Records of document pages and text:

┄┄┄┄┄┄┄┄┄┄

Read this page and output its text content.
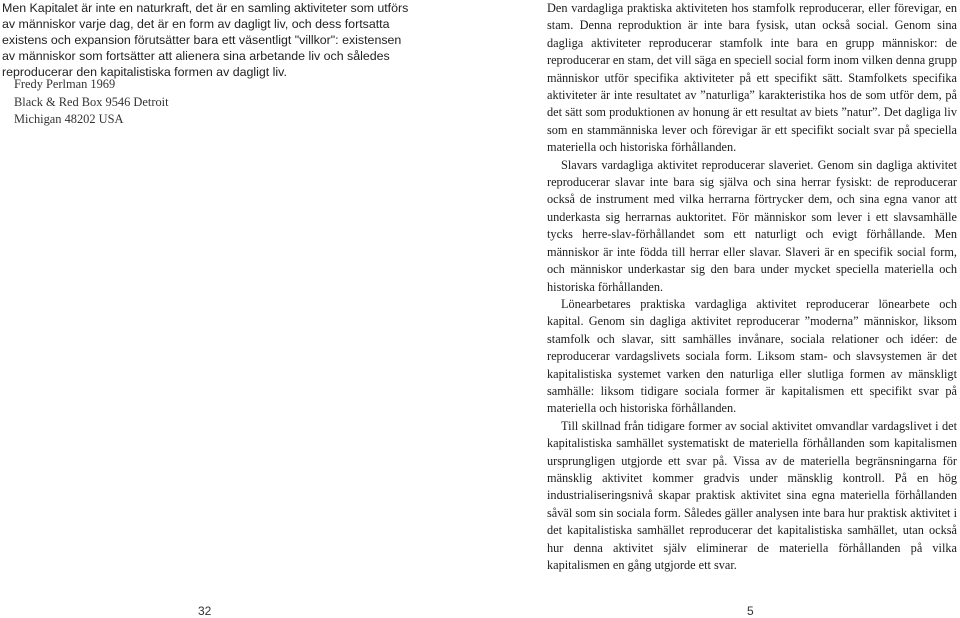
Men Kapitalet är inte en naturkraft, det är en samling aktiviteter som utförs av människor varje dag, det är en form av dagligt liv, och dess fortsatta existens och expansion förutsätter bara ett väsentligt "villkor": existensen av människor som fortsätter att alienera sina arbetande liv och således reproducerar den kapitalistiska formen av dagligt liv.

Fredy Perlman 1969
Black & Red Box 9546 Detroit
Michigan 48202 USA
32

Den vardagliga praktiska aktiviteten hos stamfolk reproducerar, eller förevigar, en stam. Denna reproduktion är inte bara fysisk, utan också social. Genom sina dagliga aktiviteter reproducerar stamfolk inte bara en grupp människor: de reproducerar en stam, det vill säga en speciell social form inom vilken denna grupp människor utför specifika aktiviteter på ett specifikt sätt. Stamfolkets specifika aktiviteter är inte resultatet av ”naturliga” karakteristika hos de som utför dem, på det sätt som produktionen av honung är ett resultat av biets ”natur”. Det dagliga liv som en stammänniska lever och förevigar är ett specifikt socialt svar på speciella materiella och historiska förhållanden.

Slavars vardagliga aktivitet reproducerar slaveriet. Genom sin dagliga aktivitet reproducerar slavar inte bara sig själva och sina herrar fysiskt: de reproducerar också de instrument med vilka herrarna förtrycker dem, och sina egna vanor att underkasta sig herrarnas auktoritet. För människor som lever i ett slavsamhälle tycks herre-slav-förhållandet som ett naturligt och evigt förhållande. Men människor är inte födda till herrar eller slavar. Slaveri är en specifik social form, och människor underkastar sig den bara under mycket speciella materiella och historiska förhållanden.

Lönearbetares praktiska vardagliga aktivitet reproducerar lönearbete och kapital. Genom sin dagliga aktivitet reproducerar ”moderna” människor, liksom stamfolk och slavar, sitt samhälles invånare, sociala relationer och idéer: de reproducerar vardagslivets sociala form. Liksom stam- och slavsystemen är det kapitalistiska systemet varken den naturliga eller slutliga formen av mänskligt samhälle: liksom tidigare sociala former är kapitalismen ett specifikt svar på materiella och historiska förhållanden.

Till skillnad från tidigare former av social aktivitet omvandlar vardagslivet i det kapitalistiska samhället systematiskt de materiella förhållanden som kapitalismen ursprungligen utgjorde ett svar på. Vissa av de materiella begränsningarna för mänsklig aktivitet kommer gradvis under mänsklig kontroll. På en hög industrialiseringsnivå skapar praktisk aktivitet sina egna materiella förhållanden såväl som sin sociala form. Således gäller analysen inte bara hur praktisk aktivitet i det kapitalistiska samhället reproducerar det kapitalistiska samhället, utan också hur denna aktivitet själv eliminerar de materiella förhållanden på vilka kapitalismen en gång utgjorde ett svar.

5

┄┄┄┄┄┄┄┄┄┄

Your reply is the full set of entries reproduced exactly, with images omitted.

Read this page and output its text content.
Men Kapitalet är inte en naturkraft, det är en samling aktiviteter som utförs av människor varje dag, det är en form av dagligt liv, och dess fortsatta existens och expansion förutsätter bara ett väsentligt "villkor": existensen av människor som fortsätter att alienera sina arbetande liv och således reproducerar den kapitalistiska formen av dagligt liv.

Fredy Perlman 1969
Black & Red Box 9546 Detroit
Michigan 48202 USA
32

Den vardagliga praktiska aktiviteten hos stamfolk reproducerar, eller förevigar, en stam. Denna reproduktion är inte bara fysisk, utan också social. Genom sina dagliga aktiviteter reproducerar stamfolk inte bara en grupp människor: de reproducerar en stam, det vill säga en speciell social form inom vilken denna grupp människor utför specifika aktiviteter på ett specifikt sätt. Stamfolkets specifika aktiviteter är inte resultatet av ”naturliga” karakteristika hos de som utför dem, på det sätt som produktionen av honung är ett resultat av biets ”natur”. Det dagliga liv som en stammänniska lever och förevigar är ett specifikt socialt svar på speciella materiella och historiska förhållanden.

Slavars vardagliga aktivitet reproducerar slaveriet. Genom sin dagliga aktivitet reproducerar slavar inte bara sig själva och sina herrar fysiskt: de reproducerar också de instrument med vilka herrarna förtrycker dem, och sina egna vanor att underkasta sig herrarnas auktoritet. För människor som lever i ett slavsamhälle tycks herre-slav-förhållandet som ett naturligt och evigt förhållande. Men människor är inte födda till herrar eller slavar. Slaveri är en specifik social form, och människor underkastar sig den bara under mycket speciella materiella och historiska förhållanden.

Lönearbetares praktiska vardagliga aktivitet reproducerar lönearbete och kapital. Genom sin dagliga aktivitet reproducerar ”moderna” människor, liksom stamfolk och slavar, sitt samhälles invånare, sociala relationer och idéer: de reproducerar vardagslivets sociala form. Liksom stam- och slavsystemen är det kapitalistiska systemet varken den naturliga eller slutliga formen av mänskligt samhälle: liksom tidigare sociala former är kapitalismen ett specifikt svar på materiella och historiska förhållanden.

Till skillnad från tidigare former av social aktivitet omvandlar vardagslivet i det kapitalistiska samhället systematiskt de materiella förhållanden som kapitalismen ursprungligen utgjorde ett svar på. Vissa av de materiella begränsningarna för mänsklig aktivitet kommer gradvis under mänsklig kontroll. På en hög industrialiseringsnivå skapar praktisk aktivitet sina egna materiella förhållanden såväl som sin sociala form. Således gäller analysen inte bara hur praktisk aktivitet i det kapitalistiska samhället reproducerar det kapitalistiska samhället, utan också hur denna aktivitet själv eliminerar de materiella förhållanden på vilka kapitalismen en gång utgjorde ett svar.

5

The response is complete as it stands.